Task prompt> Scan the data below and pick out the lines containing the word "годы".

* * *

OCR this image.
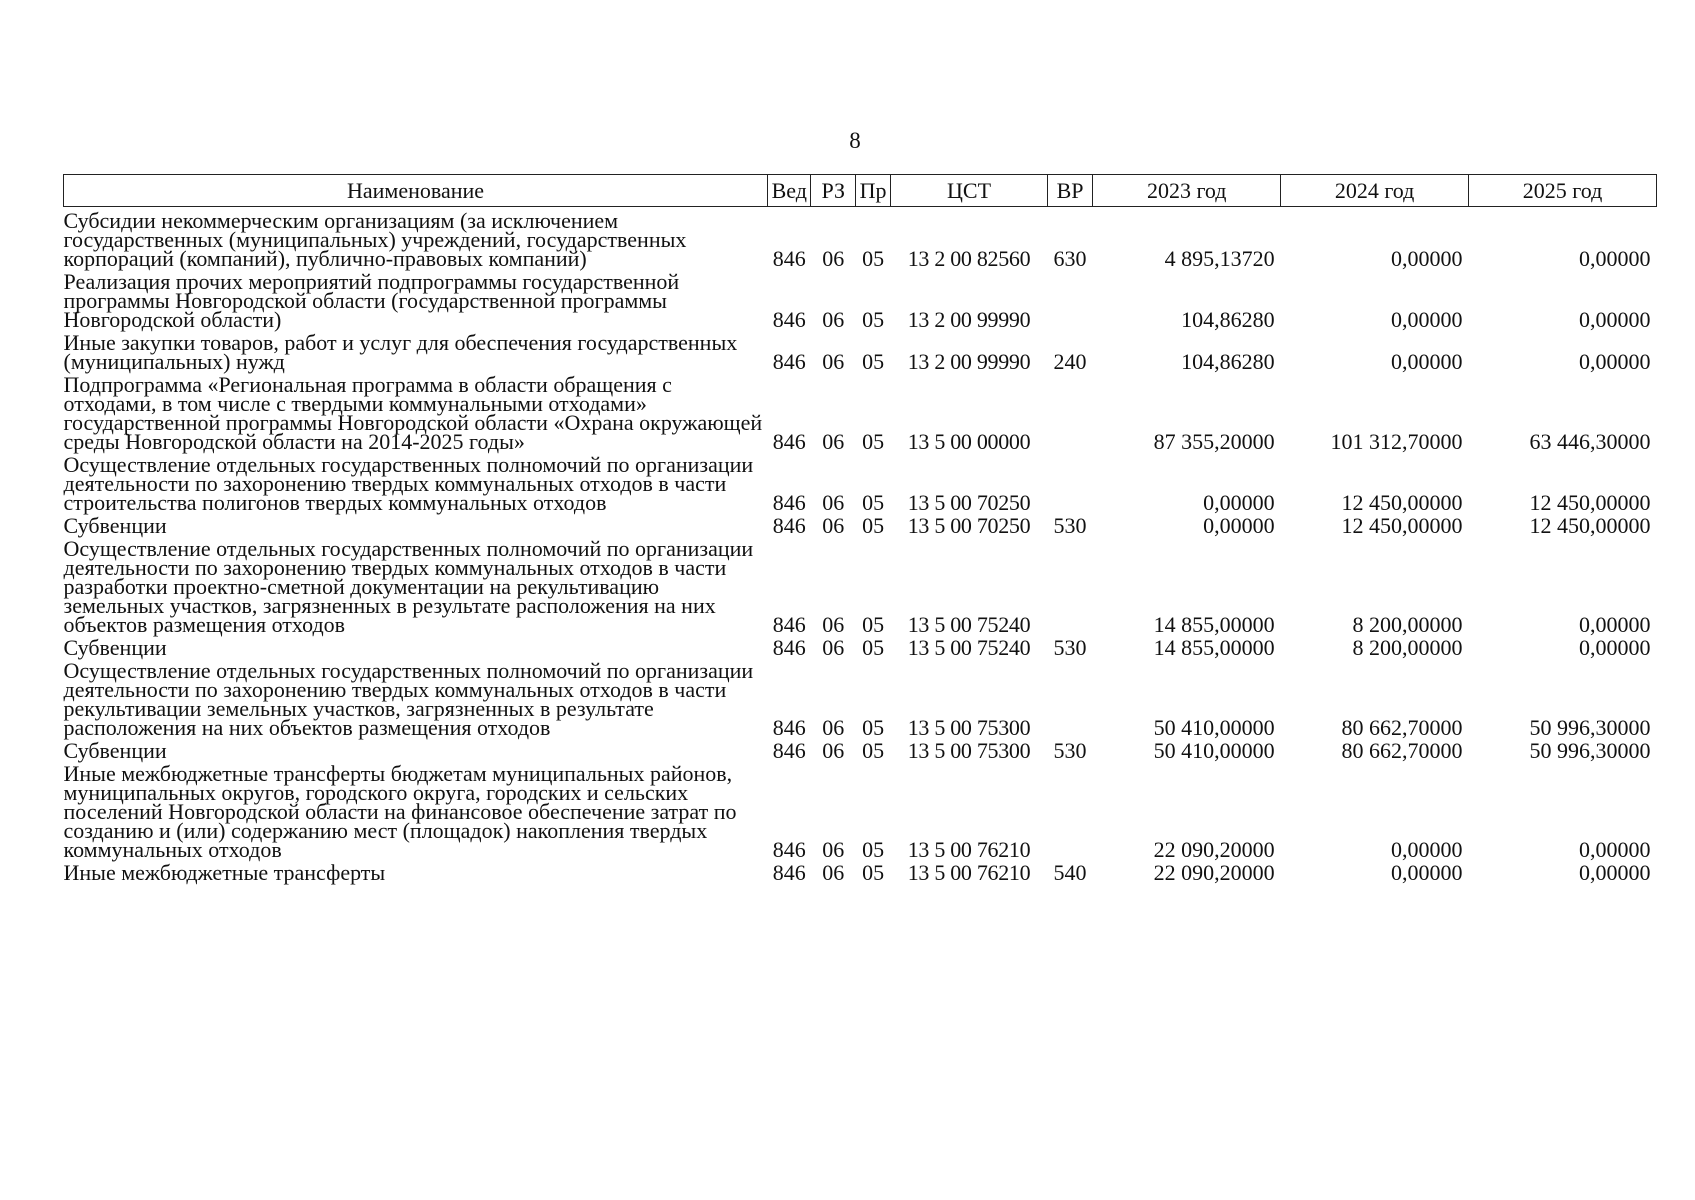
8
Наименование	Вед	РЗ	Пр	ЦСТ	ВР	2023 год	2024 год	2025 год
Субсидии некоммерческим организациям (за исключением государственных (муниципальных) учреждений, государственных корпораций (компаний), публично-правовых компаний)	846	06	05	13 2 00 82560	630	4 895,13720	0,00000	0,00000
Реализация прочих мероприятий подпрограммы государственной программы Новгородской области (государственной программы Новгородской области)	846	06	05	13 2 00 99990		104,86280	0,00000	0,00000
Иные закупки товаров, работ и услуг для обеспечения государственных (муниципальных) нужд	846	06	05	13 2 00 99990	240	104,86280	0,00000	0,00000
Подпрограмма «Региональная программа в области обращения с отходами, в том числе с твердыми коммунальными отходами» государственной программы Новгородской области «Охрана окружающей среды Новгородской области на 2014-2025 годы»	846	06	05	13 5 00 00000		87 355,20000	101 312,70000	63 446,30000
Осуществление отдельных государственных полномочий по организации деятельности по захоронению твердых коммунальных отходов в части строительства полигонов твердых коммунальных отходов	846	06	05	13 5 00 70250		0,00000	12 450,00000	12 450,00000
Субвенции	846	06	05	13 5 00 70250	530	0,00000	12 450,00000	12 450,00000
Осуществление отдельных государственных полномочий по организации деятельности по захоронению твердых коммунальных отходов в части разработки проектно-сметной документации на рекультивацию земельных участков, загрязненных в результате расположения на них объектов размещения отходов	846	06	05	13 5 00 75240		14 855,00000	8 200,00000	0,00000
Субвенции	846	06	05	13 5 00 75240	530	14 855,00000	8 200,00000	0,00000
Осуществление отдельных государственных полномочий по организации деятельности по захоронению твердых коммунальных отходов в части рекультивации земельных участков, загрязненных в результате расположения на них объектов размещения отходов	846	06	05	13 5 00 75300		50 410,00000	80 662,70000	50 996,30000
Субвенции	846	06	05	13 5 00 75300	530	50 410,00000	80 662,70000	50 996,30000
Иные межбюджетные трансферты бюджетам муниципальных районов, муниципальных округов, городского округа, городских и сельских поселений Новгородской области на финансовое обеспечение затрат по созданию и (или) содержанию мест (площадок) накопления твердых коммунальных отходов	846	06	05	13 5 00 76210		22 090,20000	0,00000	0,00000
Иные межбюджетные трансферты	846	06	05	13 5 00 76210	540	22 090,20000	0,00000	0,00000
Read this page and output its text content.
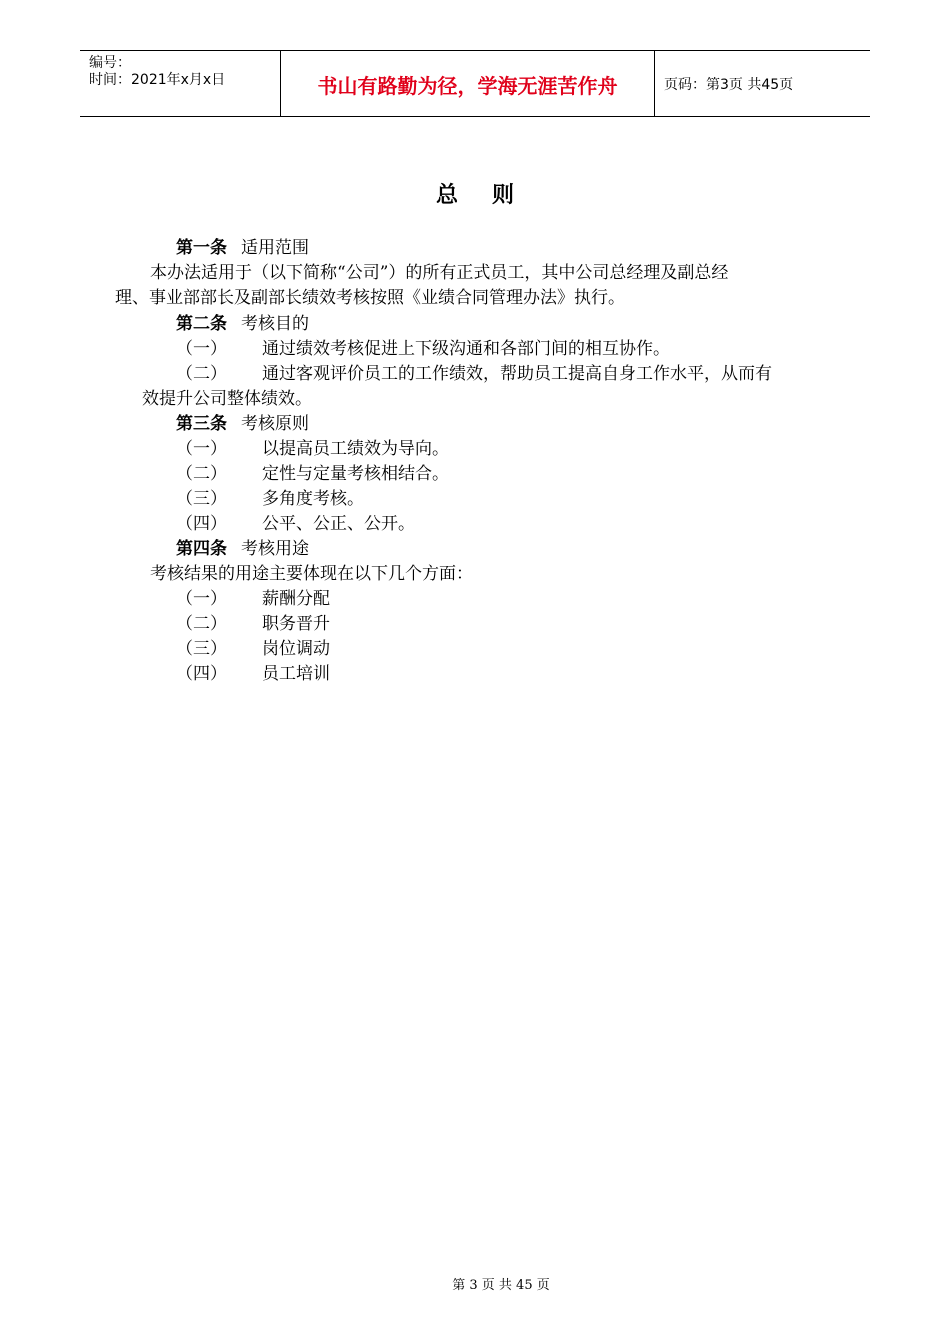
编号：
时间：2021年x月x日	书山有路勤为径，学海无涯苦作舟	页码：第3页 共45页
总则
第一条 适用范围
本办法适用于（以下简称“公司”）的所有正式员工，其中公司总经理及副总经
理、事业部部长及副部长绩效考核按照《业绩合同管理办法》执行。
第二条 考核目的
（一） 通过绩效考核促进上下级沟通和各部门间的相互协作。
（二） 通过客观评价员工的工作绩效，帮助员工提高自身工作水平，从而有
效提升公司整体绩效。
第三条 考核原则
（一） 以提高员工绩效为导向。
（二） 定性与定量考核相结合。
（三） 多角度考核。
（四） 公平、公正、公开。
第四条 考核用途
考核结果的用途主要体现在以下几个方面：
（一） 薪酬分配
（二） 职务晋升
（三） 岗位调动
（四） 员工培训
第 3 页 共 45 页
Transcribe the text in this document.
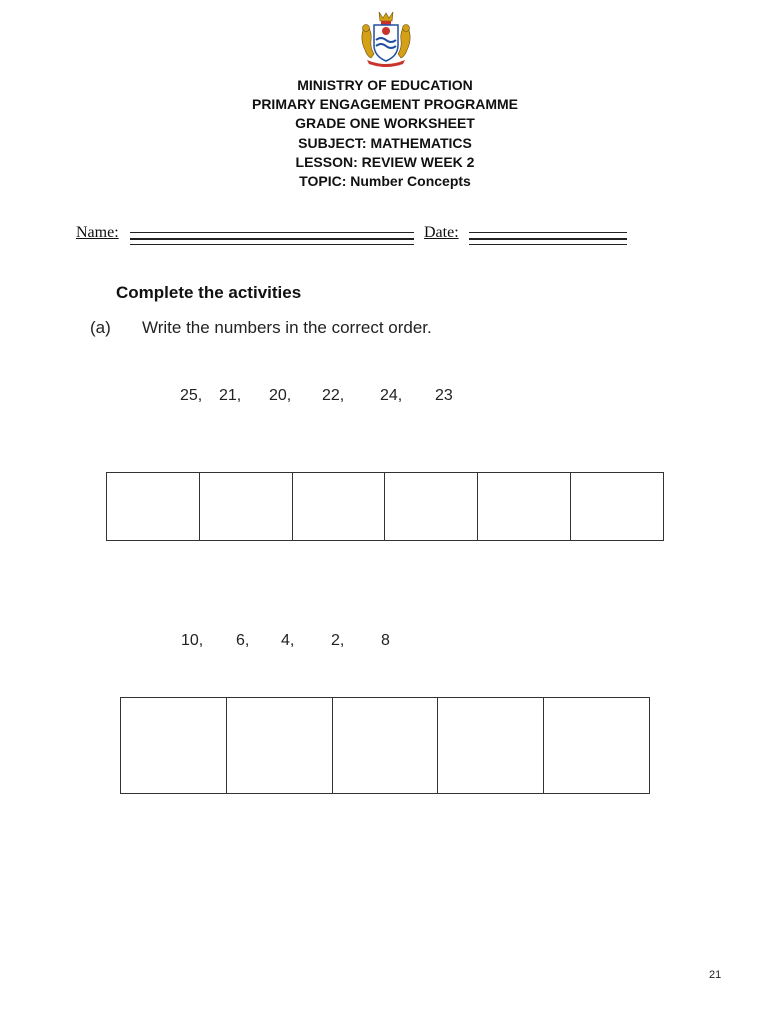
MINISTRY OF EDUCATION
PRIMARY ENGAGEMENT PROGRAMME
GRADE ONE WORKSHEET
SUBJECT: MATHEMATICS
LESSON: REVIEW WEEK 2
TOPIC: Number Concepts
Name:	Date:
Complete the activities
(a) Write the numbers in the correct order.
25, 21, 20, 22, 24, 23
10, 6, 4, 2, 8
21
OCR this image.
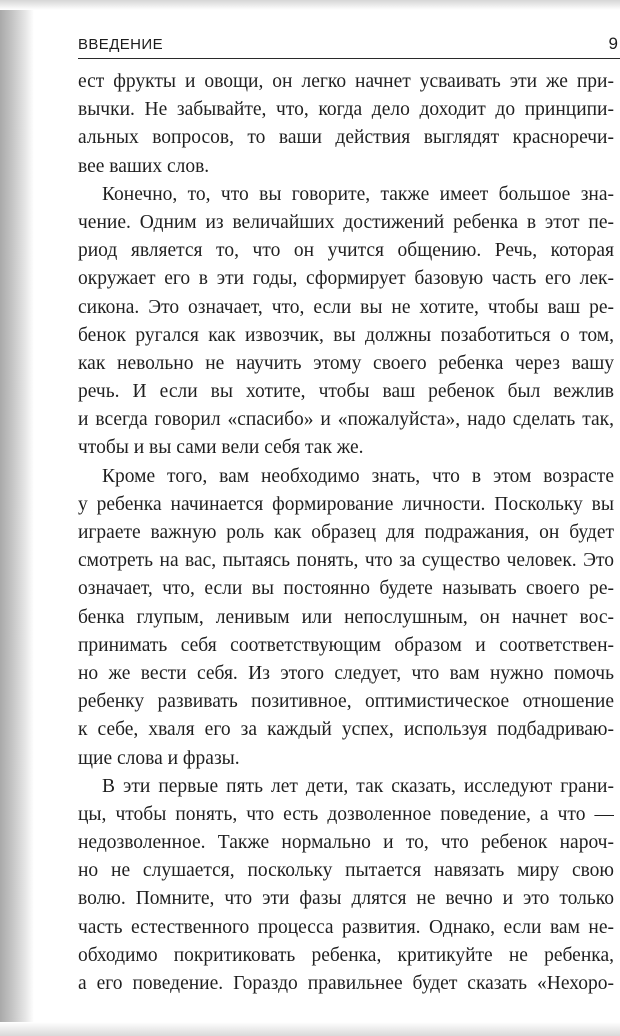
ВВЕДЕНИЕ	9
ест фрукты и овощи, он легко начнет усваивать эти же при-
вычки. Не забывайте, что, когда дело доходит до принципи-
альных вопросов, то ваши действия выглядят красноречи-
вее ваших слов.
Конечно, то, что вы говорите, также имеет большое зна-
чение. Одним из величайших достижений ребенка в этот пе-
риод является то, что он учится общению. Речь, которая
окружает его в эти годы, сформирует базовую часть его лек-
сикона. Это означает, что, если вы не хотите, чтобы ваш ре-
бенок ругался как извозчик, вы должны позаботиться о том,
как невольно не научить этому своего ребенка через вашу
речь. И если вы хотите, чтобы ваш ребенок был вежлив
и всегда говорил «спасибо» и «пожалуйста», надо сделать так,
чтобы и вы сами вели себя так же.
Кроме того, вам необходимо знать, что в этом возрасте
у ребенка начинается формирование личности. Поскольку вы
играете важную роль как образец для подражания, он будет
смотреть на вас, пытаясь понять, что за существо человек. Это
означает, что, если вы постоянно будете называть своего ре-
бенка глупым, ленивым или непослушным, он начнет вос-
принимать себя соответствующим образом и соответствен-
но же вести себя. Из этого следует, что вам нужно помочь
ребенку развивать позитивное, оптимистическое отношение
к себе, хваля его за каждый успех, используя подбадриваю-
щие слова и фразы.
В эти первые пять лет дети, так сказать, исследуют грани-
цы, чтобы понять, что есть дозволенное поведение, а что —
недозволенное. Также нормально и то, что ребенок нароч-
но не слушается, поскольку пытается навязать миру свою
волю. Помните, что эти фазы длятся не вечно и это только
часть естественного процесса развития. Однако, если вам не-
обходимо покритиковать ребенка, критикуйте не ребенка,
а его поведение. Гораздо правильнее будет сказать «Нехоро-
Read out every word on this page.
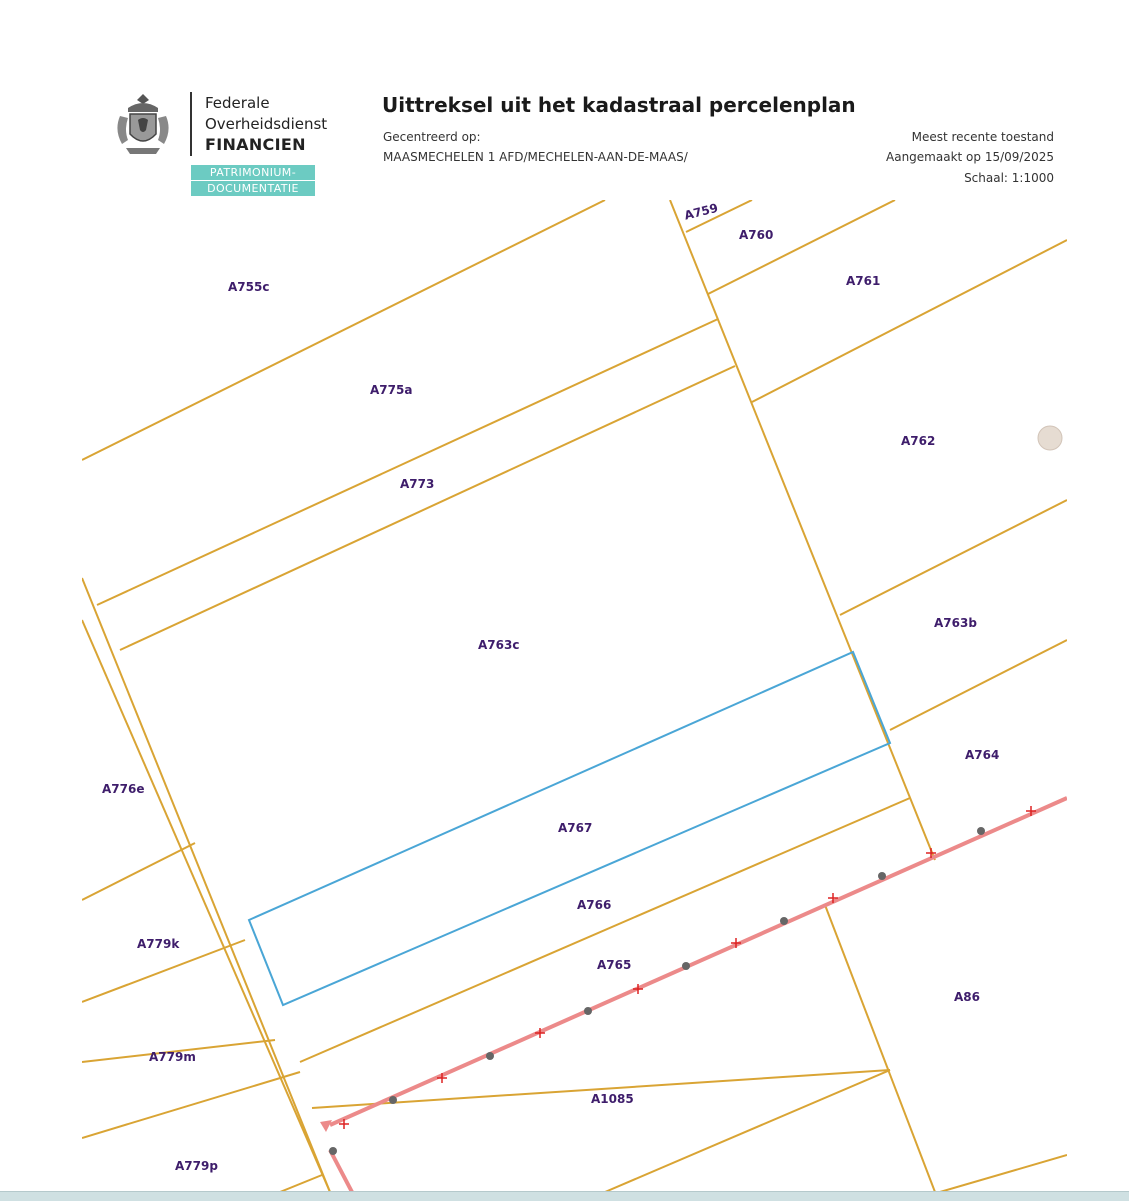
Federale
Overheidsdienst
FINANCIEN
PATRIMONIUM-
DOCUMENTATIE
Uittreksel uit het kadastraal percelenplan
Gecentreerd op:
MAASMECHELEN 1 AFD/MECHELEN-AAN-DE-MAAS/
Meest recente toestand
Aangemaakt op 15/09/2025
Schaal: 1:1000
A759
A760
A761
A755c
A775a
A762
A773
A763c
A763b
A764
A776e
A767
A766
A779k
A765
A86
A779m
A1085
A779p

* * *

Output for this exercise>
Подпрограмма «Региональная программа в области обращения с отходами, в том числе с твердыми коммунальными отходами» государственной программы Новгородской области «Охрана окружающей среды Новгородской области на 2014-2025 годы»	846	06	05	13 5 00 00000		87 355,20000	101 312,70000	63 446,30000
окружает его в эти годы, сформирует базовую часть его лек-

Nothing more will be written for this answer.